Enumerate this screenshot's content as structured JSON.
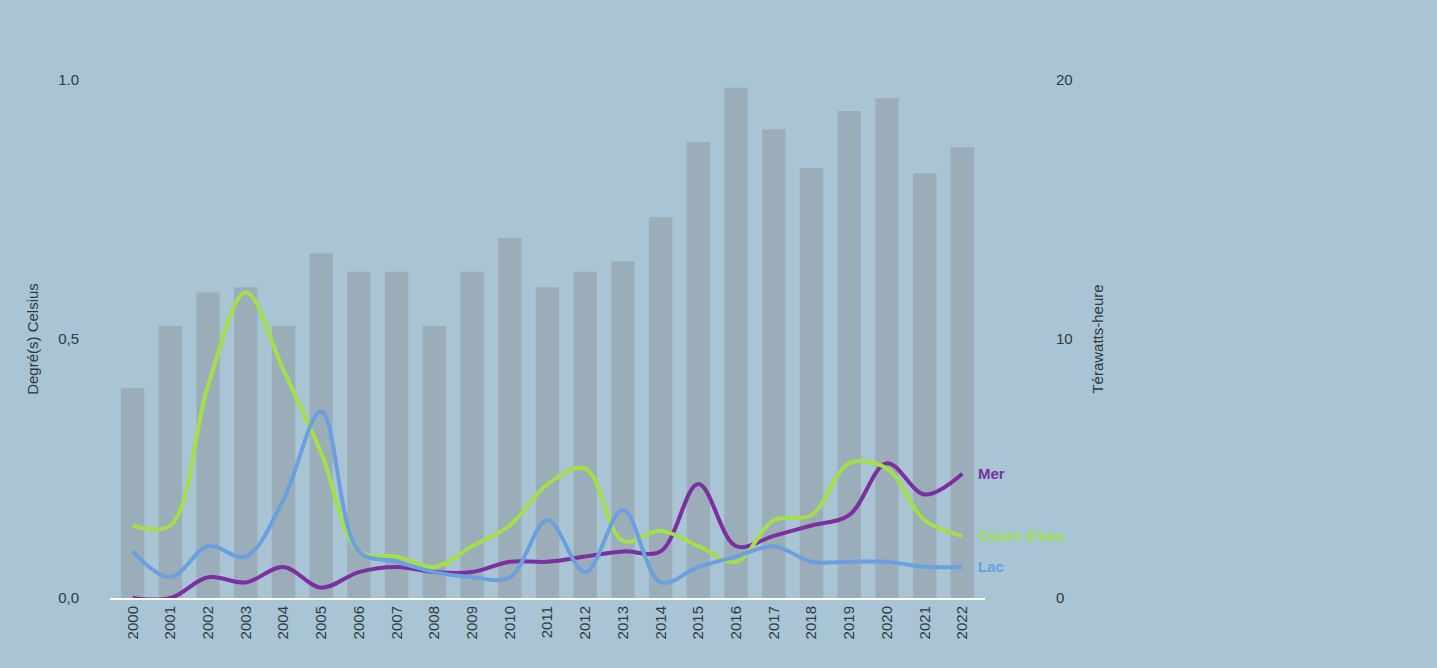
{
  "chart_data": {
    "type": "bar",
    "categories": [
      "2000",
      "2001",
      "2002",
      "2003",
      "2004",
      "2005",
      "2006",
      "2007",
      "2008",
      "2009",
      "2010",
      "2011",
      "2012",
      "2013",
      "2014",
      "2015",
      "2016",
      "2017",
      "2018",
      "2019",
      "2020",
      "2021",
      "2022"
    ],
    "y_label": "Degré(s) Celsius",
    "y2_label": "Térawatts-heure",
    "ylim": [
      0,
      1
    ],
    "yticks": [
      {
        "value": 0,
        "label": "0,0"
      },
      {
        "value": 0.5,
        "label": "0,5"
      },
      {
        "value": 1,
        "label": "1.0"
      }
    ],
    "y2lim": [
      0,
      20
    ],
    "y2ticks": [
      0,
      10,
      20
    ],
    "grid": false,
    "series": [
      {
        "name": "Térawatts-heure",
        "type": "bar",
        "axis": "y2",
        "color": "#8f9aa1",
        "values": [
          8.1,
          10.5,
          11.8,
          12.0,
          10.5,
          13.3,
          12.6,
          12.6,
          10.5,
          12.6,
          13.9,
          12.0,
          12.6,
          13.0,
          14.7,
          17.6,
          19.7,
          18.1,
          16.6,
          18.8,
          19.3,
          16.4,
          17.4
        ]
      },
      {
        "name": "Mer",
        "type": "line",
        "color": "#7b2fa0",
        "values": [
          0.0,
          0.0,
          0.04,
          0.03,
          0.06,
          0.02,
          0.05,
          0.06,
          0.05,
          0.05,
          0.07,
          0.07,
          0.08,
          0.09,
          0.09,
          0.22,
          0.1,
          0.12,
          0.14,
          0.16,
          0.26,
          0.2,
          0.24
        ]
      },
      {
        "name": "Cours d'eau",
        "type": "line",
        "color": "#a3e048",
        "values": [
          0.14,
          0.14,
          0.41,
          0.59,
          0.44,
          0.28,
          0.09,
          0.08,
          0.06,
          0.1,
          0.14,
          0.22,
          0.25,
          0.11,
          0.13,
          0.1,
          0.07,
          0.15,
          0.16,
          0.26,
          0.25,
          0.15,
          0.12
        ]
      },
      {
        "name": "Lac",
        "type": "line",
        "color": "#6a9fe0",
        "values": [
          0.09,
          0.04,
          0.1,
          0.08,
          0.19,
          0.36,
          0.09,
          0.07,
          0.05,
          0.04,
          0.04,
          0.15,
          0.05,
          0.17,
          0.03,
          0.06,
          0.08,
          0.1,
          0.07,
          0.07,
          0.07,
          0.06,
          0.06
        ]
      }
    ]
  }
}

________

__Aim of the task__
Search the records above for the string "heure". Copy every line that contains it.

__Complete response__
    "y2_label": "Térawatts-heure",
        "name": "Térawatts-heure",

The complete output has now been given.